### SOURCE DATA:
======
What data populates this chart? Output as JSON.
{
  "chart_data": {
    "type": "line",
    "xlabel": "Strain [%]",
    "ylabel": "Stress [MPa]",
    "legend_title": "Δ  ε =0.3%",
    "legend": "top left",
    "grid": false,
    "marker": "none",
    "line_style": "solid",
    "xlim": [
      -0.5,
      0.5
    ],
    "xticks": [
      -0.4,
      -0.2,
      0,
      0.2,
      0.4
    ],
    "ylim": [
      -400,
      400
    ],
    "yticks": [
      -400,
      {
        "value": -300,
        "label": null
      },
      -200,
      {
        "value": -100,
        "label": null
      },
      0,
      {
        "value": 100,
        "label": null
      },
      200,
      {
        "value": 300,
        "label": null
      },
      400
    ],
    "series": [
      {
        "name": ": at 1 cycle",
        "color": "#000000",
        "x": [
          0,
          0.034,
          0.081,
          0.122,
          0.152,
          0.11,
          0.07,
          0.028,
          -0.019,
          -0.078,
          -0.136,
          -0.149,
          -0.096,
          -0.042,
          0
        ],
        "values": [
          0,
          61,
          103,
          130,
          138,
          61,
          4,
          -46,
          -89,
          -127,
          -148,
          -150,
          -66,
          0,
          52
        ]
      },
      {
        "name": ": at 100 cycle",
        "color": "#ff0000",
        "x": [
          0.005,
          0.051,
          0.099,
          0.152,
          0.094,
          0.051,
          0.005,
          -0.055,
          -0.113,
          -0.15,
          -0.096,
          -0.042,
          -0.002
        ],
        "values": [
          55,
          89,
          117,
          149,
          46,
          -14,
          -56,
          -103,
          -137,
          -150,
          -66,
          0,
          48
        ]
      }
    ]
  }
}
======
### TASK DESCRIPTION:
The records above are to be repeated exactly, in their entirety.

### SOLUTION:
What data populates this chart? Output as JSON.
{
  "chart_data": {
    "type": "line",
    "xlabel": "Strain [%]",
    "ylabel": "Stress [MPa]",
    "legend_title": "Δ  ε =0.3%",
    "legend": "top left",
    "grid": false,
    "marker": "none",
    "line_style": "solid",
    "xlim": [
      -0.5,
      0.5
    ],
    "xticks": [
      -0.4,
      -0.2,
      0,
      0.2,
      0.4
    ],
    "ylim": [
      -400,
      400
    ],
    "yticks": [
      -400,
      {
        "value": -300,
        "label": null
      },
      -200,
      {
        "value": -100,
        "label": null
      },
      0,
      {
        "value": 100,
        "label": null
      },
      200,
      {
        "value": 300,
        "label": null
      },
      400
    ],
    "series": [
      {
        "name": ": at 1 cycle",
        "color": "#000000",
        "x": [
          0,
          0.034,
          0.081,
          0.122,
          0.152,
          0.11,
          0.07,
          0.028,
          -0.019,
          -0.078,
          -0.136,
          -0.149,
          -0.096,
          -0.042,
          0
        ],
        "values": [
          0,
          61,
          103,
          130,
          138,
          61,
          4,
          -46,
          -89,
          -127,
          -148,
          -150,
          -66,
          0,
          52
        ]
      },
      {
        "name": ": at 100 cycle",
        "color": "#ff0000",
        "x": [
          0.005,
          0.051,
          0.099,
          0.152,
          0.094,
          0.051,
          0.005,
          -0.055,
          -0.113,
          -0.15,
          -0.096,
          -0.042,
          -0.002
        ],
        "values": [
          55,
          89,
          117,
          149,
          46,
          -14,
          -56,
          -103,
          -137,
          -150,
          -66,
          0,
          48
        ]
      }
    ]
  }
}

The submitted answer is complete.